===== RECORDS =====
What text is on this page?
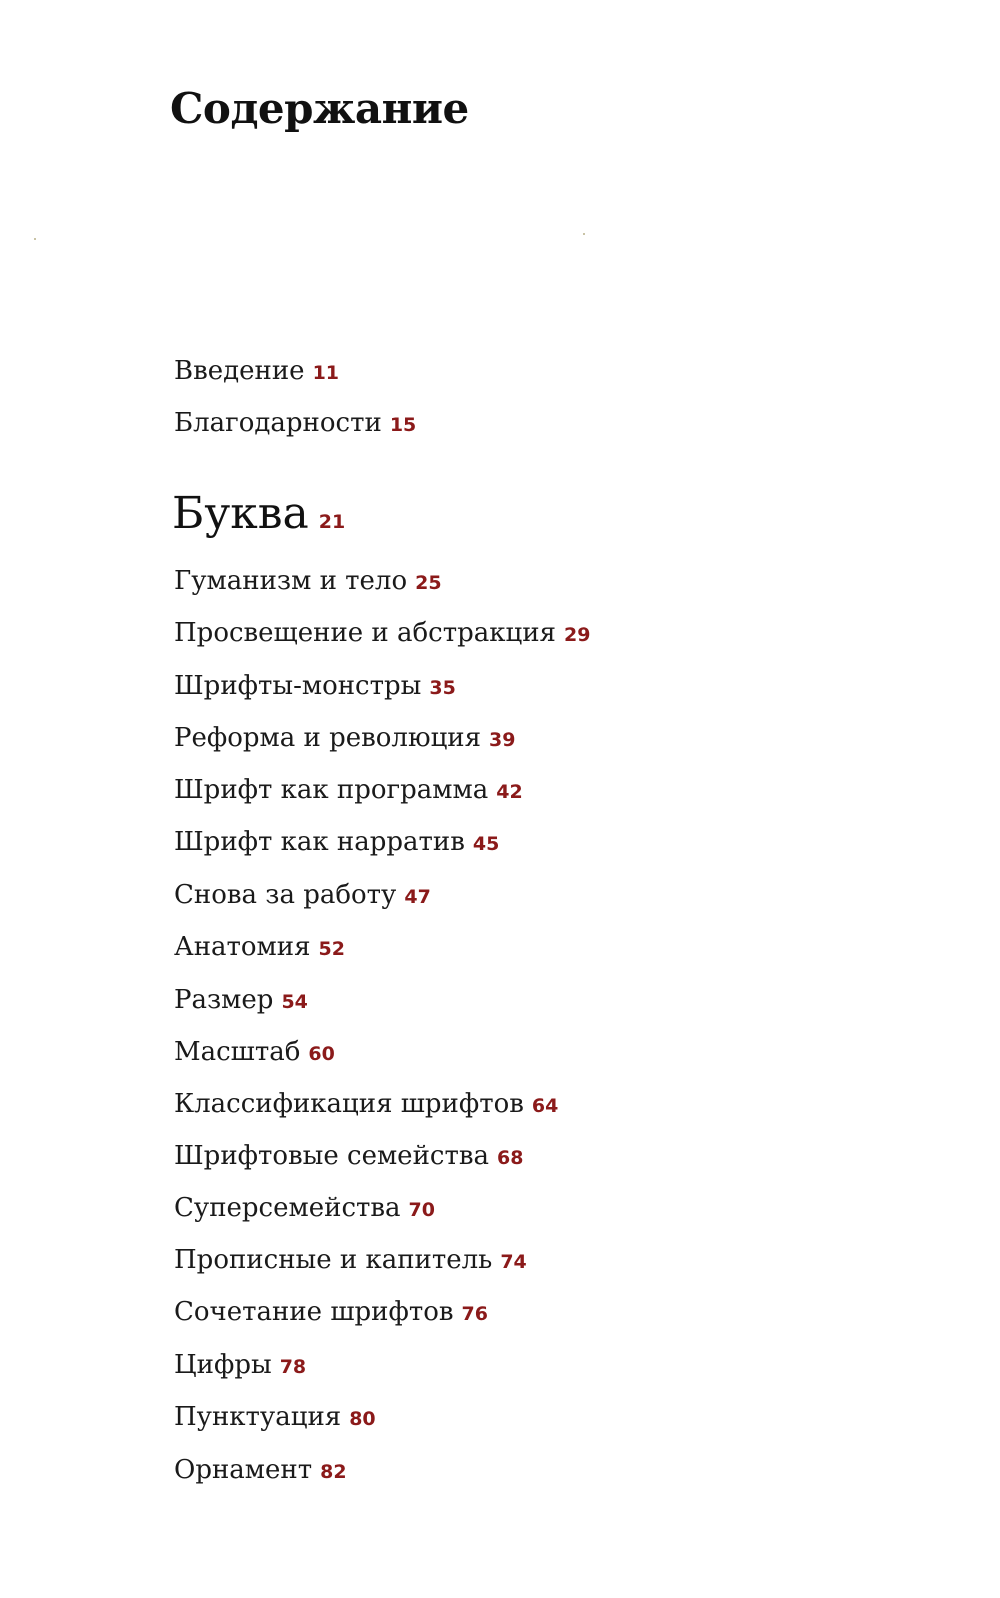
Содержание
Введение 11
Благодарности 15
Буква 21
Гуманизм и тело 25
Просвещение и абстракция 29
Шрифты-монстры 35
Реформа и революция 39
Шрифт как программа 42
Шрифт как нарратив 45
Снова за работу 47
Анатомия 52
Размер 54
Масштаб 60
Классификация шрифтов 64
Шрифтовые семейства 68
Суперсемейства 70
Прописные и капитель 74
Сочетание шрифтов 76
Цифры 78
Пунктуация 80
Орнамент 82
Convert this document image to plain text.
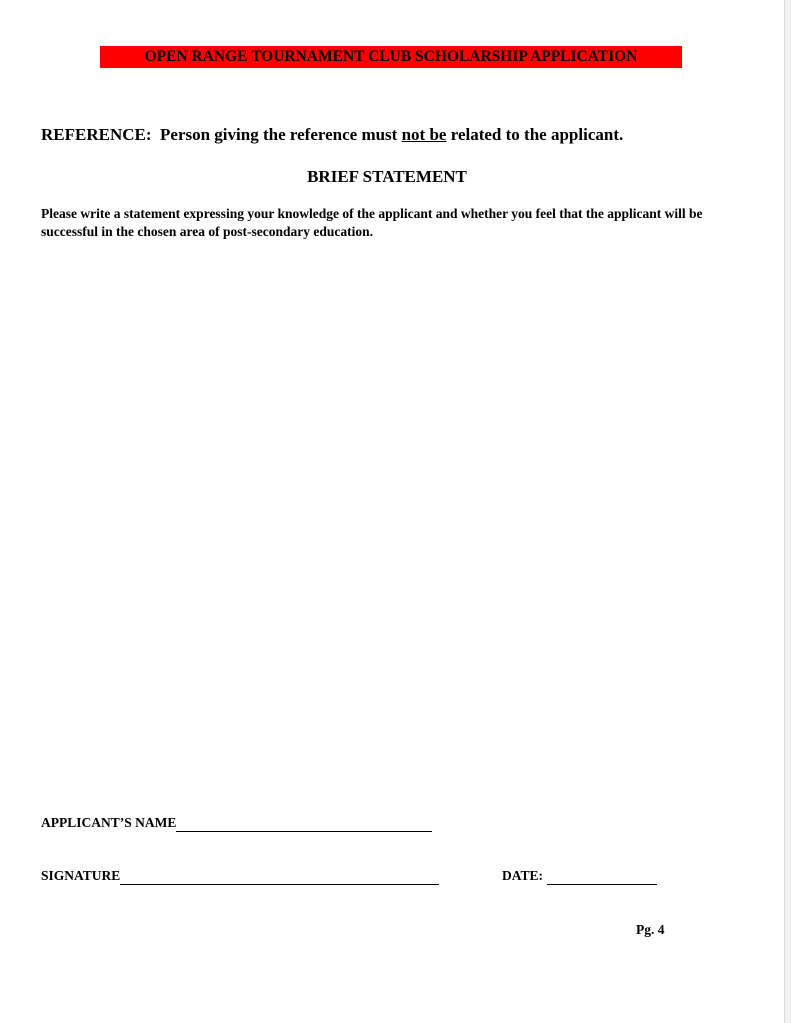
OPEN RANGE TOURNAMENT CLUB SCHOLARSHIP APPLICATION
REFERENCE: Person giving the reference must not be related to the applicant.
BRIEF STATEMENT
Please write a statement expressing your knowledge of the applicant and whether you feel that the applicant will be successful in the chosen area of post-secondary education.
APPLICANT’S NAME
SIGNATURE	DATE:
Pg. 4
=====
## [OBJECTIVE]
Filter the listing above by the word "this"; copy each line that passes.

## [TASK SOLUTION]
What text is on this page?
Convert this document image to plain text.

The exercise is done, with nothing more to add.